## Short problem
Count how many lines in the material below hold the word "JSON"; the reply is that number alone.

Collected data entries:
■ ■ ■ ■ ■ ■ ■
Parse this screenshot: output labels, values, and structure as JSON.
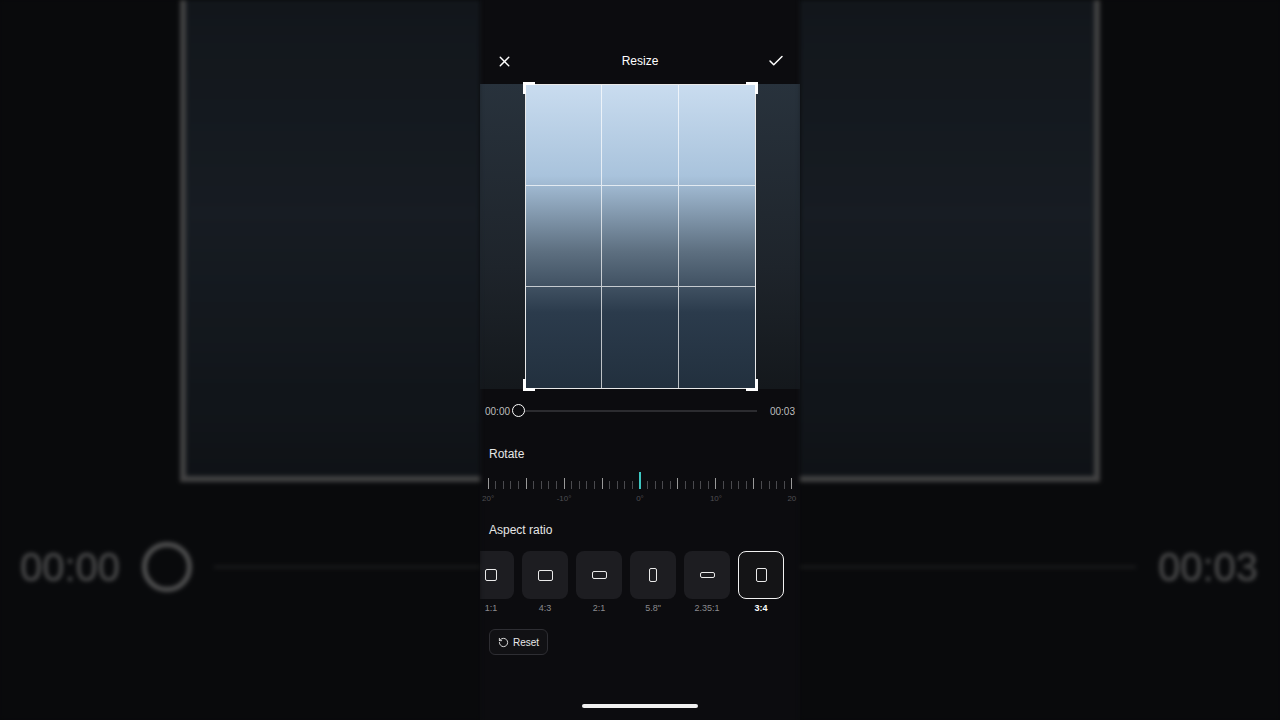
{
  "header": {
    "title": "Resize"
  },
  "timeline": {
    "start": "00:00",
    "end": "00:03",
    "level": 0
  },
  "rotate": {
    "label": "Rotate",
    "ticks": [
      {
        "label": "20°",
        "selected": false
      },
      {
        "label": "-10°",
        "selected": false
      },
      {
        "label": "0°",
        "selected": true
      },
      {
        "label": "10°",
        "selected": false
      },
      {
        "label": "20",
        "selected": false
      }
    ]
  },
  "aspect_ratio": {
    "label": "Aspect ratio",
    "options": [
      {
        "label": "1:1",
        "selected": false
      },
      {
        "label": "4:3",
        "selected": false
      },
      {
        "label": "2:1",
        "selected": false
      },
      {
        "label": "5.8\"",
        "selected": false
      },
      {
        "label": "2.35:1",
        "selected": false
      },
      {
        "label": "3:4",
        "selected": true
      }
    ]
  },
  "reset": {
    "label": "Reset"
  }
}
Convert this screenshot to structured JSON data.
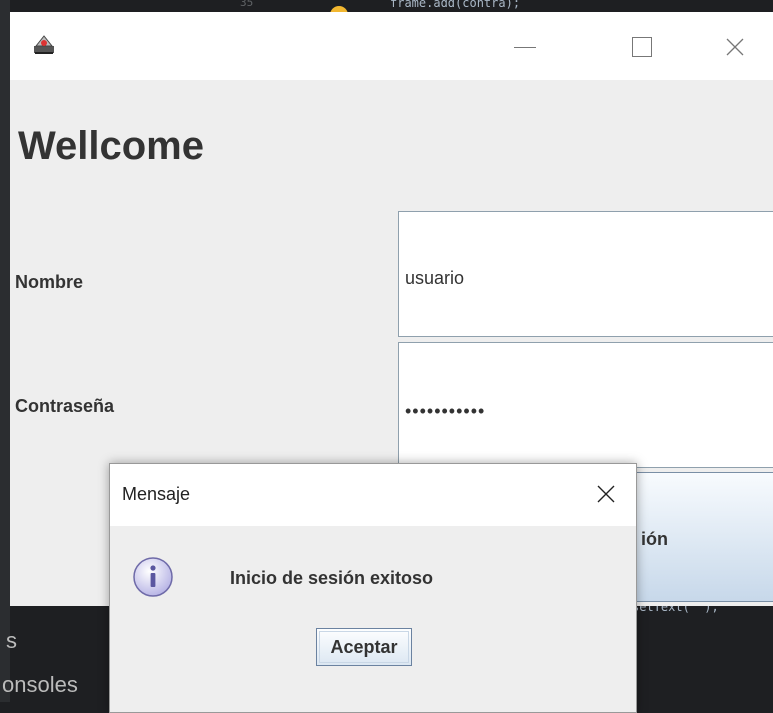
{
  "background": {
    "line_number": "35",
    "code_top": "frame.add(contra);",
    "code_right": "setText(\"\");",
    "side_s": "s",
    "side_consoles": "onsoles"
  },
  "window": {
    "heading": "Wellcome",
    "name_label": "Nombre",
    "password_label": "Contraseña",
    "name_value": "usuario",
    "password_value": "•••••••••••",
    "login_button_visible_text": "ión"
  },
  "dialog": {
    "title": "Mensaje",
    "message": "Inicio de sesión exitoso",
    "accept_label": "Aceptar",
    "icon": "info-icon"
  },
  "colors": {
    "window_bg": "#eeeeee",
    "ide_bg": "#1e1f22",
    "button_border": "#6b82a0"
  }
}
■ ■ ■ ■ ■ ■ ■
## Reply
2